* start TEXT SHOWN *
Skip to content

Database Observability

← DBRE Home | ← Main


The Monitoring Stack [B]

MySQL / PostgreSQL
  Exporter (mysqld_exporter / postgres_exporter)
       │  scrapes every 15s
  Prometheus  ──────► Alertmanager ──────► PagerDuty / Slack
   Grafana

For RDS/Aurora replace the exporter with CloudWatch — alert structure is the same.


MySQL: mysqld_exporter [B]

docker run -d \
  -e DATA_SOURCE_NAME="monitoring:password@(localhost:3306)/" \
  -p 9104:9104 \
  prom/mysqld-exporter \
  --collect.info_schema.processlist \
  --collect.info_schema.innodb_metrics \
  --collect.slave_status \
  --collect.binlog_size \
  --no-collect.info_schema.tables   # noisy on large schemas — disable
# prometheus.yml
scrape_configs:
  - job_name: mysql
    static_configs:
      - targets: ['mysqld-exporter:9104']
        labels:
          cluster: r2d2
          role: primary        # label replicas separately
    scrape_interval: 15s

Monitoring user:

CREATE USER 'monitoring'@'%' IDENTIFIED BY 'use-secrets-manager';
GRANT PROCESS, REPLICATION CLIENT, REPLICATION SLAVE ON *.* TO 'monitoring'@'%';
GRANT SELECT ON performance_schema.* TO 'monitoring'@'%';
GRANT SELECT ON sys.* TO 'monitoring'@'%';
FLUSH PRIVILEGES;

Key metrics:

Metric What it measures
mysql_up Is the instance reachable
mysql_global_status_threads_connected Current connections
mysql_global_variables_max_connections Connection limit
mysql_global_status_threads_running Active queries right now
mysql_global_status_slow_queries Cumulative slow query count
mysql_global_status_innodb_row_lock_waits InnoDB row lock contention
mysql_global_status_innodb_row_lock_time_avg Average lock wait time (ms)
mysql_slave_status_seconds_behind_master Replication lag (replica only)
mysql_slave_status_slave_io_running IO thread running (0 = broken)
* end TEXT SHOWN *
* start RECORDS SUPPLIED *
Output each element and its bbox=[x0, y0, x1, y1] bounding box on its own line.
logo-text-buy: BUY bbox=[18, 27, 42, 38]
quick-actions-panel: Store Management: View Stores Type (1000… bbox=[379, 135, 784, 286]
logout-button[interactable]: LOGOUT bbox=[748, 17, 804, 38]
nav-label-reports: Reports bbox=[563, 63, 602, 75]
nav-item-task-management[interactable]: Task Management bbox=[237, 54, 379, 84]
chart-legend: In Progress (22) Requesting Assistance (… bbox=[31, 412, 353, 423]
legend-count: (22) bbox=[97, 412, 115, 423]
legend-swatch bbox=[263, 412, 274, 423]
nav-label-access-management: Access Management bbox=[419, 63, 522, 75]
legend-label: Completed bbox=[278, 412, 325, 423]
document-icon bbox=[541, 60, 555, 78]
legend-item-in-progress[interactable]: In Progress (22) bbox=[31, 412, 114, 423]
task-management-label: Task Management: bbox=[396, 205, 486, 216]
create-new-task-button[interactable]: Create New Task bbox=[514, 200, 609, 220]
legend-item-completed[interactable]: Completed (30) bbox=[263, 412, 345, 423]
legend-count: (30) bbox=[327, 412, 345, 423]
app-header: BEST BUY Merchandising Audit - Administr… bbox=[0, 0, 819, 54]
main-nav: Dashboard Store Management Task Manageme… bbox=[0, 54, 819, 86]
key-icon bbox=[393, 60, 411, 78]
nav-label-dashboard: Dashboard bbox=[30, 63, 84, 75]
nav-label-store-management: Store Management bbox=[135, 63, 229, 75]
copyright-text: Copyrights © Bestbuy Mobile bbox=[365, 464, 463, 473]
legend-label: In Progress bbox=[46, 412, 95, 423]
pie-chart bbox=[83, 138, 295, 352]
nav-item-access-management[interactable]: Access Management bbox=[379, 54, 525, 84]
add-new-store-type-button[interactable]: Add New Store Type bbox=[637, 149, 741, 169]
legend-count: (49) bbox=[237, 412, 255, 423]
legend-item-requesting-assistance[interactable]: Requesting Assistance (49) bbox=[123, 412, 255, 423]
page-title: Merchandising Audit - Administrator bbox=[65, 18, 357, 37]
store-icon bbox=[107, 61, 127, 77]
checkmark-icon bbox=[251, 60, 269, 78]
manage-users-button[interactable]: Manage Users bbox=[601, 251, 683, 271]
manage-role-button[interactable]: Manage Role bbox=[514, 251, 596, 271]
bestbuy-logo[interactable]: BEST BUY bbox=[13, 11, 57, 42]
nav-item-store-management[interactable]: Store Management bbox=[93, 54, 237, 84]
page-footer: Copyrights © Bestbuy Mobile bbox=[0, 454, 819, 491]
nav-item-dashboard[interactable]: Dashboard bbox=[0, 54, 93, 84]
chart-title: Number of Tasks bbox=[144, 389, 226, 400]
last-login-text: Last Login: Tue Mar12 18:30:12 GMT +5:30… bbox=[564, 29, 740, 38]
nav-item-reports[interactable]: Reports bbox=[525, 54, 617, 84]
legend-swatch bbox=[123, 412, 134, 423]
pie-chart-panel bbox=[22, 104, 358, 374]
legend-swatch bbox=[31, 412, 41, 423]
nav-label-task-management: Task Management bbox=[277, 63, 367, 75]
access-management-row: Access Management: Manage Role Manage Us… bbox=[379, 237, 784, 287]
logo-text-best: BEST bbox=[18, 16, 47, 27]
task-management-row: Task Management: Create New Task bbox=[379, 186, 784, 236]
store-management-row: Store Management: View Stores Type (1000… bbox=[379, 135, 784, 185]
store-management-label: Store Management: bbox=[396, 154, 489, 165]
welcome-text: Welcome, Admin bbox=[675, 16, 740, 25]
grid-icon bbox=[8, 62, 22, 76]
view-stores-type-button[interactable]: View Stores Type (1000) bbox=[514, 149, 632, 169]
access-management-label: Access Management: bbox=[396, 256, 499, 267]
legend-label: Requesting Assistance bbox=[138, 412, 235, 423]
* end RECORDS SUPPLIED *
**WHAT YOU WILL DO**
Please copy the database observability text verbatim, starting at "Metric What it" and ending at "lag (replica only)".

**REPLY TO THE EXERCISE**
Metric What it measures
mysql_up Is the instance reachable
mysql_global_status_threads_connected Current connections
mysql_global_variables_max_connections Connection limit
mysql_global_status_threads_running Active queries right now
mysql_global_status_slow_queries Cumulative slow query count
mysql_global_status_innodb_row_lock_waits InnoDB row lock contention
mysql_global_status_innodb_row_lock_time_avg Average lock wait time (ms)
mysql_slave_status_seconds_behind_master Replication lag (replica only)